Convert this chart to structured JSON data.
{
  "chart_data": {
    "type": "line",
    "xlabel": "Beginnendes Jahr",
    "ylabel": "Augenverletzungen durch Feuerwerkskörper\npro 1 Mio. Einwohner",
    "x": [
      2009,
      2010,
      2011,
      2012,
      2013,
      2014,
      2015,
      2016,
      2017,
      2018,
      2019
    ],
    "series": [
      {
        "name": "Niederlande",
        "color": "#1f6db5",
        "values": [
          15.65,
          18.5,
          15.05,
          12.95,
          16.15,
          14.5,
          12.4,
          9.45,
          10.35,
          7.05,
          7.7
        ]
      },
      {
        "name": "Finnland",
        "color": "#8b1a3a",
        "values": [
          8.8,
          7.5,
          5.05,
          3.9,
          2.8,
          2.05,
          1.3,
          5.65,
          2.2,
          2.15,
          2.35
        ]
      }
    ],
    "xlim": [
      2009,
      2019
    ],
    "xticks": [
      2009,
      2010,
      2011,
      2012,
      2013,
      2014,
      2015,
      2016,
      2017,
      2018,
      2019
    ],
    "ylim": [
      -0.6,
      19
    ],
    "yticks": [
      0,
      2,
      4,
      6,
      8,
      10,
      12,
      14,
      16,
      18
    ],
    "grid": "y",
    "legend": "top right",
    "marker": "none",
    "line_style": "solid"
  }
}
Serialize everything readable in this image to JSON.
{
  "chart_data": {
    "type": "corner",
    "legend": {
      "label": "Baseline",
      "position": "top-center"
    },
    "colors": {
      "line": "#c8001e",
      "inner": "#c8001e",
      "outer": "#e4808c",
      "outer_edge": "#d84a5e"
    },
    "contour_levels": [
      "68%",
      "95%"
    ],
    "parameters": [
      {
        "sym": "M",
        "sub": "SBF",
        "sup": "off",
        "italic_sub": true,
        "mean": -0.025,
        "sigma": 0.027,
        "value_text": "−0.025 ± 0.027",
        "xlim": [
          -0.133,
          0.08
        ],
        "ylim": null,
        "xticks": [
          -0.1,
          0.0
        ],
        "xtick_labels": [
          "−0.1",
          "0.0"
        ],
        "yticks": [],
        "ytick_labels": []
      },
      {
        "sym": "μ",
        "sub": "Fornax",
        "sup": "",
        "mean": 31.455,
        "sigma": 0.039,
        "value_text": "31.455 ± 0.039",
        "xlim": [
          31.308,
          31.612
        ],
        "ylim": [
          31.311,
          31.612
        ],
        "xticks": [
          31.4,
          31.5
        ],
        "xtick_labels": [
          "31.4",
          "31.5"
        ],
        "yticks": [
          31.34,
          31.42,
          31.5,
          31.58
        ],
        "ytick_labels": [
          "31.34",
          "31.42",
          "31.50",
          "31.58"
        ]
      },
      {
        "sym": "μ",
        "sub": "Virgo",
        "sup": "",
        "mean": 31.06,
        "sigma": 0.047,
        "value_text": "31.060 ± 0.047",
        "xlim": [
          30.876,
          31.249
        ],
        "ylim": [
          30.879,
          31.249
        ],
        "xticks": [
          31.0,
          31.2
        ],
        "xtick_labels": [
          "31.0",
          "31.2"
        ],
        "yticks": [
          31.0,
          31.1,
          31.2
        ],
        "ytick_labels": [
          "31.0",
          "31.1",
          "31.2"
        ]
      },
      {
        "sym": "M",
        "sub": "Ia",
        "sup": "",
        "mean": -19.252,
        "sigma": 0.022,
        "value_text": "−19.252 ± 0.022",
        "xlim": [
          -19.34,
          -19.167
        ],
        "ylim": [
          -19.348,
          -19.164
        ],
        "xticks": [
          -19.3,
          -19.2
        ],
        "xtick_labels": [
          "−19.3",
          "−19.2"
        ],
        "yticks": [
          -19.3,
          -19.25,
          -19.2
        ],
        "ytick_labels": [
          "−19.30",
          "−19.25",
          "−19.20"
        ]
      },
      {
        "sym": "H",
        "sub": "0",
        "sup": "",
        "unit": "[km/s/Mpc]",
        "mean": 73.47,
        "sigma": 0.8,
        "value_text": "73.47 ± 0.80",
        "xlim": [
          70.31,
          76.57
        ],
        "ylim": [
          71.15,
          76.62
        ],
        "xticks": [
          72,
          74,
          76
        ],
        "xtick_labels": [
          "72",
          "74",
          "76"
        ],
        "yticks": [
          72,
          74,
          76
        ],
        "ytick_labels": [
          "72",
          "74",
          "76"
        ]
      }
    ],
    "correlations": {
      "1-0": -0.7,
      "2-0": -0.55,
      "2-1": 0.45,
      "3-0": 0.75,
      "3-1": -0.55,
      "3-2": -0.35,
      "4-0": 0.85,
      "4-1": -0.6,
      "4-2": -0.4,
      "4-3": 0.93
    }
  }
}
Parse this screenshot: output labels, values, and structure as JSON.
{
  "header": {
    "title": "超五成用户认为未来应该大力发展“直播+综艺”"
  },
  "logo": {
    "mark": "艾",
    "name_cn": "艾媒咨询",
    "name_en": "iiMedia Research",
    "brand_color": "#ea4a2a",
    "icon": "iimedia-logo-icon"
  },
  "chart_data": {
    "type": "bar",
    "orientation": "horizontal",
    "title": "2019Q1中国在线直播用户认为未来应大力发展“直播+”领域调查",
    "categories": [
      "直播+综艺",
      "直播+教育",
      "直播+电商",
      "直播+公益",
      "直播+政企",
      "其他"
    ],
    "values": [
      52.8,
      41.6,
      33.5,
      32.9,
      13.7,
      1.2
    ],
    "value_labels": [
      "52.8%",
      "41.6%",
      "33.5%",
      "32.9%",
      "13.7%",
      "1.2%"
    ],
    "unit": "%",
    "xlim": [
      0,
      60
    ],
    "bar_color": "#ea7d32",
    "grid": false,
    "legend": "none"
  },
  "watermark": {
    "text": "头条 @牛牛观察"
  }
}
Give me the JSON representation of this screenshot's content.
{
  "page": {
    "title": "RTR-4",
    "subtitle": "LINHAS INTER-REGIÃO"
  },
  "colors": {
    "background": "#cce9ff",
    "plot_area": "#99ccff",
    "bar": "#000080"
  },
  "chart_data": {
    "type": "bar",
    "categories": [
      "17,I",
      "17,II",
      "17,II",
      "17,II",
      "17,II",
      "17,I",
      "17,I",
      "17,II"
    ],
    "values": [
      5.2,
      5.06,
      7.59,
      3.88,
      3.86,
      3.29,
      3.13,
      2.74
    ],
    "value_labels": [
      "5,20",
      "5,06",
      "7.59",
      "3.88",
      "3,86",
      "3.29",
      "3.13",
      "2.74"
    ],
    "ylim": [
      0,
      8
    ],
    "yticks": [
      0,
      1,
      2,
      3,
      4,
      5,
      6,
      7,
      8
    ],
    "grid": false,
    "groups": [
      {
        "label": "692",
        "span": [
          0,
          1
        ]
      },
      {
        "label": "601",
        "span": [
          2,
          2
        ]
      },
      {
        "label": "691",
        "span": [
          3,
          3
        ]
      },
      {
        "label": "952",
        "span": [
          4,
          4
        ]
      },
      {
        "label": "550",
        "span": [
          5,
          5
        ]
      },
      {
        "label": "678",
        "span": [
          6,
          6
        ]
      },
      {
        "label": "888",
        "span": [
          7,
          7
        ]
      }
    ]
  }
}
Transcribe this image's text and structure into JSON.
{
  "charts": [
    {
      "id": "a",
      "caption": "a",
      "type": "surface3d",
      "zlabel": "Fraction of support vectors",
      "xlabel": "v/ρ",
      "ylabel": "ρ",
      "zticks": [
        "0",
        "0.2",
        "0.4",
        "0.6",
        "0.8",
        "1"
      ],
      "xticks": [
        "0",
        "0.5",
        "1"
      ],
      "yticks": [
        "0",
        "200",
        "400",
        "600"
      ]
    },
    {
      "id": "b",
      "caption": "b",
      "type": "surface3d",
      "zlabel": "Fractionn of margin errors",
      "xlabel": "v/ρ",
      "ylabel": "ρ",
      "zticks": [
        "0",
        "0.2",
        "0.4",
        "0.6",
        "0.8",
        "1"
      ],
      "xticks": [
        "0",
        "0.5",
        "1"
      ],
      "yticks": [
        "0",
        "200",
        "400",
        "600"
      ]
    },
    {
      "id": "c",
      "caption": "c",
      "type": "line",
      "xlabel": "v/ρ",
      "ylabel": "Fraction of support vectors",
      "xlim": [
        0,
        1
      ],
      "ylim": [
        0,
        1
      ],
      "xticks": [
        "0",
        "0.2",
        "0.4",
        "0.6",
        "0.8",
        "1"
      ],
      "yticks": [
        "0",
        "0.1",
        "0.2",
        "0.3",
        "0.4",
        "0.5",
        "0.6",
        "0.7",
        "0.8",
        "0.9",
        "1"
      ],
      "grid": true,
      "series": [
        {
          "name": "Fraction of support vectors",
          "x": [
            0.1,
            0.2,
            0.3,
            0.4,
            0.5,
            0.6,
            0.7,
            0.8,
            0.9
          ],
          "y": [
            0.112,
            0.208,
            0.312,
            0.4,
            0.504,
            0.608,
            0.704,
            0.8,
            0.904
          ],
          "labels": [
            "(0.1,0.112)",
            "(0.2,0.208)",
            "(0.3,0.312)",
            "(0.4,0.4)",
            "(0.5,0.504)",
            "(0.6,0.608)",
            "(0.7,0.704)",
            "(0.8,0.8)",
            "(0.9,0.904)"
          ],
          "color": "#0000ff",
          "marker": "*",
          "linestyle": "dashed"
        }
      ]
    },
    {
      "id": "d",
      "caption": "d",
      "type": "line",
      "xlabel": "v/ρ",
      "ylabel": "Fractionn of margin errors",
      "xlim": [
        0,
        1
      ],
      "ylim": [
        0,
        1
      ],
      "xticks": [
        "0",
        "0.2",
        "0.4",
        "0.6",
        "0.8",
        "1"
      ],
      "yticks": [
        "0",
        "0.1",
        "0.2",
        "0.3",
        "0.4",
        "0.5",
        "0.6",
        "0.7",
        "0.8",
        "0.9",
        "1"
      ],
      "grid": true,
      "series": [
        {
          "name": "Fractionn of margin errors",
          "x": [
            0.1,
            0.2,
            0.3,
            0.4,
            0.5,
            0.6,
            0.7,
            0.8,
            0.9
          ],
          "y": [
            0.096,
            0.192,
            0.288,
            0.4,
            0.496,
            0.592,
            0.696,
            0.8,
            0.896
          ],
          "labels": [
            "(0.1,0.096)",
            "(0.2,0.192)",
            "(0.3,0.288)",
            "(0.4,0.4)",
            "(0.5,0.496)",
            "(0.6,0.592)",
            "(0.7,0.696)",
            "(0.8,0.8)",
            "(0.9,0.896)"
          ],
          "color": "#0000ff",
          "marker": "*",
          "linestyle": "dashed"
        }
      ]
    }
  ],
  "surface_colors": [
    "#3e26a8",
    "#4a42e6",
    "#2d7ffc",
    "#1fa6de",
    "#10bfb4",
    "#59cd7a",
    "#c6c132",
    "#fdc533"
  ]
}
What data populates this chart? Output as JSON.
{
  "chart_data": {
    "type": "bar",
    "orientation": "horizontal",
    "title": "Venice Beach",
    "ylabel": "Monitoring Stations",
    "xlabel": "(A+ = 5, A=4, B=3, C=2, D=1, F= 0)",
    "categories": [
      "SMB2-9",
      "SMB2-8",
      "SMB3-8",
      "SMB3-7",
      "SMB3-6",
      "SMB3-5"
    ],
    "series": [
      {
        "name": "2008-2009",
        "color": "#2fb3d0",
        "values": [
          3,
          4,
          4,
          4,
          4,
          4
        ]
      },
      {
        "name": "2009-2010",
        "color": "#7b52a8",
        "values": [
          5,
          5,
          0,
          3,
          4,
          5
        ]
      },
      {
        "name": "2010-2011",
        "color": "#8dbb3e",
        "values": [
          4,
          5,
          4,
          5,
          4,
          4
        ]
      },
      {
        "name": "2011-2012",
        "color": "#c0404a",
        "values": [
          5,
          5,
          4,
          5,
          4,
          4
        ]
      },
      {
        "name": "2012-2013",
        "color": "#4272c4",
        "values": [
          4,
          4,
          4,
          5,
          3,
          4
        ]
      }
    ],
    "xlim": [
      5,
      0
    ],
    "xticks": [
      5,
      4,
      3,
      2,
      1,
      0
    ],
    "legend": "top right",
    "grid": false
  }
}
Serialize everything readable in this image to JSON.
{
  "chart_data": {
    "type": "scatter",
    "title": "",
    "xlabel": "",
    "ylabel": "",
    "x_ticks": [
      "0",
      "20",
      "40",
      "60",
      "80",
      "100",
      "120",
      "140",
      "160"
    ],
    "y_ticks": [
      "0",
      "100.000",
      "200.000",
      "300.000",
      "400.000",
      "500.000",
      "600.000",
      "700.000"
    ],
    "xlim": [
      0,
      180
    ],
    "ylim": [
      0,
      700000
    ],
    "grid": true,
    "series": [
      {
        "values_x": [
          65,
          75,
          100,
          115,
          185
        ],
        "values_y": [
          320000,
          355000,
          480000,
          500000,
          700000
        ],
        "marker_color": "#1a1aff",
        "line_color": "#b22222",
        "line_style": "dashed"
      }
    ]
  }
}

What to do
Find the word "screenshot" and list each line it appears in.

In response
Parse this screenshot: output labels, values, and structure as JSON.
Give me the JSON representation of this screenshot's content.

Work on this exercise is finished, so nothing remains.